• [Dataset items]
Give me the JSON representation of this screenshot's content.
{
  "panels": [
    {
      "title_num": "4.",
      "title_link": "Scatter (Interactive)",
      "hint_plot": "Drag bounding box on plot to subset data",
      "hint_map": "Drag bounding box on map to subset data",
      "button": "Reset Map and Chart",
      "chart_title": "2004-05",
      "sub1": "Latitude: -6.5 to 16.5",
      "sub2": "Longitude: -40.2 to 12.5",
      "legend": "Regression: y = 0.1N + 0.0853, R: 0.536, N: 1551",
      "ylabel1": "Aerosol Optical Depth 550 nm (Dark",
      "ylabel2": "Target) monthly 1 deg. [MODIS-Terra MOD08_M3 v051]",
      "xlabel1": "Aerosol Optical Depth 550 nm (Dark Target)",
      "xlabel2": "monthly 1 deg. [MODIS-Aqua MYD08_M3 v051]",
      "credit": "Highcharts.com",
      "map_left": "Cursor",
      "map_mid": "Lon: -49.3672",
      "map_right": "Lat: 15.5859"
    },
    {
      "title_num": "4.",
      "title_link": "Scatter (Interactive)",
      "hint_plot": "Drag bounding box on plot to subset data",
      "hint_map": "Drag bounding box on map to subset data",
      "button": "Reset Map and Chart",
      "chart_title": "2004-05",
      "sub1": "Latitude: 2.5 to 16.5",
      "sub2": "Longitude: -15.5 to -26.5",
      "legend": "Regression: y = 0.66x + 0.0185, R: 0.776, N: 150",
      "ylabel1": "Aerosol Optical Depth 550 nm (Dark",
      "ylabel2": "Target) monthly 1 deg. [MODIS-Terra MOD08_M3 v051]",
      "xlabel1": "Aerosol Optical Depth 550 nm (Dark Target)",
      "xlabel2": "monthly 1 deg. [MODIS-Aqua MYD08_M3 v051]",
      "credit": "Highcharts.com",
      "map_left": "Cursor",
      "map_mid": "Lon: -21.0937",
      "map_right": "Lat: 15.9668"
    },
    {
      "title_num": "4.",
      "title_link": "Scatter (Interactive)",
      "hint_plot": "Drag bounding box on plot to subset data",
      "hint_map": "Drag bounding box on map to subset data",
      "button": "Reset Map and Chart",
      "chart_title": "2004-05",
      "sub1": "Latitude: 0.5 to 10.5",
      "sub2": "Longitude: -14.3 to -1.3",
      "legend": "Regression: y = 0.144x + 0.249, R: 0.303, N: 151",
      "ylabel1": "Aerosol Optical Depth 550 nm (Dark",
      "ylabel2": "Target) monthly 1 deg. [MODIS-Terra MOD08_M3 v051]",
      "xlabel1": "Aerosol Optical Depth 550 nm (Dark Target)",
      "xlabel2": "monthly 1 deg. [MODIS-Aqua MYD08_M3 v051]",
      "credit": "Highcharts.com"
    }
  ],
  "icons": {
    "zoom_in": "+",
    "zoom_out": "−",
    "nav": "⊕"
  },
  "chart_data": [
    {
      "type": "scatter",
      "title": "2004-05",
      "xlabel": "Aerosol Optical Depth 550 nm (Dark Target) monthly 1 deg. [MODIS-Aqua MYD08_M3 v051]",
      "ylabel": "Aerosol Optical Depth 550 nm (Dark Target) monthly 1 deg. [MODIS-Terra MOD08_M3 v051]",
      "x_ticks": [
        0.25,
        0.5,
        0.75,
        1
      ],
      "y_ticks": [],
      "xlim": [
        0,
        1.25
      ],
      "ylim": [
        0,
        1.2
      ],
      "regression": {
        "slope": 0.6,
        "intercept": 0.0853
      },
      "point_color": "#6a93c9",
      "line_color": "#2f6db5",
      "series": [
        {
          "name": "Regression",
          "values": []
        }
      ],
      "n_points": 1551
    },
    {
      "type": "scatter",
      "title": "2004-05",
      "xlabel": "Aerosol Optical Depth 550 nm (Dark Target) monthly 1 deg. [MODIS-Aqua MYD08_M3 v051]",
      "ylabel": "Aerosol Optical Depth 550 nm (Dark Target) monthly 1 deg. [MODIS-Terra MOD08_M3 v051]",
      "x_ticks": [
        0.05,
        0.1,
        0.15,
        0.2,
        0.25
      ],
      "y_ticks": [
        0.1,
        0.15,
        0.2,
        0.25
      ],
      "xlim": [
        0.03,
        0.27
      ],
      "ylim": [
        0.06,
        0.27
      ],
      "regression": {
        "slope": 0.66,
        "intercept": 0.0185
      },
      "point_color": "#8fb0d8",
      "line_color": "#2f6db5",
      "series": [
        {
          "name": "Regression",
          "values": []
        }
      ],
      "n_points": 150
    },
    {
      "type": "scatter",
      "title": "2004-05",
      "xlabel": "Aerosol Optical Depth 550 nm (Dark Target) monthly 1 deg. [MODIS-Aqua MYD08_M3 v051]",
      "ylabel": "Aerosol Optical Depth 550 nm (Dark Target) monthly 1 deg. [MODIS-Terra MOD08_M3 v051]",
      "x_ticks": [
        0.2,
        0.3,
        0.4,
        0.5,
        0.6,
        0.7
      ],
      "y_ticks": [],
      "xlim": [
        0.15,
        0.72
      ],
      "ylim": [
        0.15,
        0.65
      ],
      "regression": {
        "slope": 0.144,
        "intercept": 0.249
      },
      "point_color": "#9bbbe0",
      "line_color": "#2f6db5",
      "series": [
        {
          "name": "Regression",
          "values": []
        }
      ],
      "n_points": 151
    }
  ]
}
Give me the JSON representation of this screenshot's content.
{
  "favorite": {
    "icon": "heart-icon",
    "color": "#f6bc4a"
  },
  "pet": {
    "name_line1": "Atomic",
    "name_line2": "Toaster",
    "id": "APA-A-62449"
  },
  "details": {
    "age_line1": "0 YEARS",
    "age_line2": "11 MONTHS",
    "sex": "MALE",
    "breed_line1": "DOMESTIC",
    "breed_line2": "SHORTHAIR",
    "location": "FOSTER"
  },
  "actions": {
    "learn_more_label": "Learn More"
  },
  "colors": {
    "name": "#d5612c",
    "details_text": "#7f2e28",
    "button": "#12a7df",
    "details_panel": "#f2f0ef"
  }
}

• [Written exercise]
Copy every record exactly, with nothing added or dropped.

• [Correct result]
Give me the JSON representation of this screenshot's content.
{
  "panels": [
    {
      "title_num": "4.",
      "title_link": "Scatter (Interactive)",
      "hint_plot": "Drag bounding box on plot to subset data",
      "hint_map": "Drag bounding box on map to subset data",
      "button": "Reset Map and Chart",
      "chart_title": "2004-05",
      "sub1": "Latitude: -6.5 to 16.5",
      "sub2": "Longitude: -40.2 to 12.5",
      "legend": "Regression: y = 0.1N + 0.0853, R: 0.536, N: 1551",
      "ylabel1": "Aerosol Optical Depth 550 nm (Dark",
      "ylabel2": "Target) monthly 1 deg. [MODIS-Terra MOD08_M3 v051]",
      "xlabel1": "Aerosol Optical Depth 550 nm (Dark Target)",
      "xlabel2": "monthly 1 deg. [MODIS-Aqua MYD08_M3 v051]",
      "credit": "Highcharts.com",
      "map_left": "Cursor",
      "map_mid": "Lon: -49.3672",
      "map_right": "Lat: 15.5859"
    },
    {
      "title_num": "4.",
      "title_link": "Scatter (Interactive)",
      "hint_plot": "Drag bounding box on plot to subset data",
      "hint_map": "Drag bounding box on map to subset data",
      "button": "Reset Map and Chart",
      "chart_title": "2004-05",
      "sub1": "Latitude: 2.5 to 16.5",
      "sub2": "Longitude: -15.5 to -26.5",
      "legend": "Regression: y = 0.66x + 0.0185, R: 0.776, N: 150",
      "ylabel1": "Aerosol Optical Depth 550 nm (Dark",
      "ylabel2": "Target) monthly 1 deg. [MODIS-Terra MOD08_M3 v051]",
      "xlabel1": "Aerosol Optical Depth 550 nm (Dark Target)",
      "xlabel2": "monthly 1 deg. [MODIS-Aqua MYD08_M3 v051]",
      "credit": "Highcharts.com",
      "map_left": "Cursor",
      "map_mid": "Lon: -21.0937",
      "map_right": "Lat: 15.9668"
    },
    {
      "title_num": "4.",
      "title_link": "Scatter (Interactive)",
      "hint_plot": "Drag bounding box on plot to subset data",
      "hint_map": "Drag bounding box on map to subset data",
      "button": "Reset Map and Chart",
      "chart_title": "2004-05",
      "sub1": "Latitude: 0.5 to 10.5",
      "sub2": "Longitude: -14.3 to -1.3",
      "legend": "Regression: y = 0.144x + 0.249, R: 0.303, N: 151",
      "ylabel1": "Aerosol Optical Depth 550 nm (Dark",
      "ylabel2": "Target) monthly 1 deg. [MODIS-Terra MOD08_M3 v051]",
      "xlabel1": "Aerosol Optical Depth 550 nm (Dark Target)",
      "xlabel2": "monthly 1 deg. [MODIS-Aqua MYD08_M3 v051]",
      "credit": "Highcharts.com"
    }
  ],
  "icons": {
    "zoom_in": "+",
    "zoom_out": "−",
    "nav": "⊕"
  },
  "chart_data": [
    {
      "type": "scatter",
      "title": "2004-05",
      "xlabel": "Aerosol Optical Depth 550 nm (Dark Target) monthly 1 deg. [MODIS-Aqua MYD08_M3 v051]",
      "ylabel": "Aerosol Optical Depth 550 nm (Dark Target) monthly 1 deg. [MODIS-Terra MOD08_M3 v051]",
      "x_ticks": [
        0.25,
        0.5,
        0.75,
        1
      ],
      "y_ticks": [],
      "xlim": [
        0,
        1.25
      ],
      "ylim": [
        0,
        1.2
      ],
      "regression": {
        "slope": 0.6,
        "intercept": 0.0853
      },
      "point_color": "#6a93c9",
      "line_color": "#2f6db5",
      "series": [
        {
          "name": "Regression",
          "values": []
        }
      ],
      "n_points": 1551
    },
    {
      "type": "scatter",
      "title": "2004-05",
      "xlabel": "Aerosol Optical Depth 550 nm (Dark Target) monthly 1 deg. [MODIS-Aqua MYD08_M3 v051]",
      "ylabel": "Aerosol Optical Depth 550 nm (Dark Target) monthly 1 deg. [MODIS-Terra MOD08_M3 v051]",
      "x_ticks": [
        0.05,
        0.1,
        0.15,
        0.2,
        0.25
      ],
      "y_ticks": [
        0.1,
        0.15,
        0.2,
        0.25
      ],
      "xlim": [
        0.03,
        0.27
      ],
      "ylim": [
        0.06,
        0.27
      ],
      "regression": {
        "slope": 0.66,
        "intercept": 0.0185
      },
      "point_color": "#8fb0d8",
      "line_color": "#2f6db5",
      "series": [
        {
          "name": "Regression",
          "values": []
        }
      ],
      "n_points": 150
    },
    {
      "type": "scatter",
      "title": "2004-05",
      "xlabel": "Aerosol Optical Depth 550 nm (Dark Target) monthly 1 deg. [MODIS-Aqua MYD08_M3 v051]",
      "ylabel": "Aerosol Optical Depth 550 nm (Dark Target) monthly 1 deg. [MODIS-Terra MOD08_M3 v051]",
      "x_ticks": [
        0.2,
        0.3,
        0.4,
        0.5,
        0.6,
        0.7
      ],
      "y_ticks": [],
      "xlim": [
        0.15,
        0.72
      ],
      "ylim": [
        0.15,
        0.65
      ],
      "regression": {
        "slope": 0.144,
        "intercept": 0.249
      },
      "point_color": "#9bbbe0",
      "line_color": "#2f6db5",
      "series": [
        {
          "name": "Regression",
          "values": []
        }
      ],
      "n_points": 151
    }
  ]
}
Give me the JSON representation of this screenshot's content.
{
  "favorite": {
    "icon": "heart-icon",
    "color": "#f6bc4a"
  },
  "pet": {
    "name_line1": "Atomic",
    "name_line2": "Toaster",
    "id": "APA-A-62449"
  },
  "details": {
    "age_line1": "0 YEARS",
    "age_line2": "11 MONTHS",
    "sex": "MALE",
    "breed_line1": "DOMESTIC",
    "breed_line2": "SHORTHAIR",
    "location": "FOSTER"
  },
  "actions": {
    "learn_more_label": "Learn More"
  },
  "colors": {
    "name": "#d5612c",
    "details_text": "#7f2e28",
    "button": "#12a7df",
    "details_panel": "#f2f0ef"
  }
}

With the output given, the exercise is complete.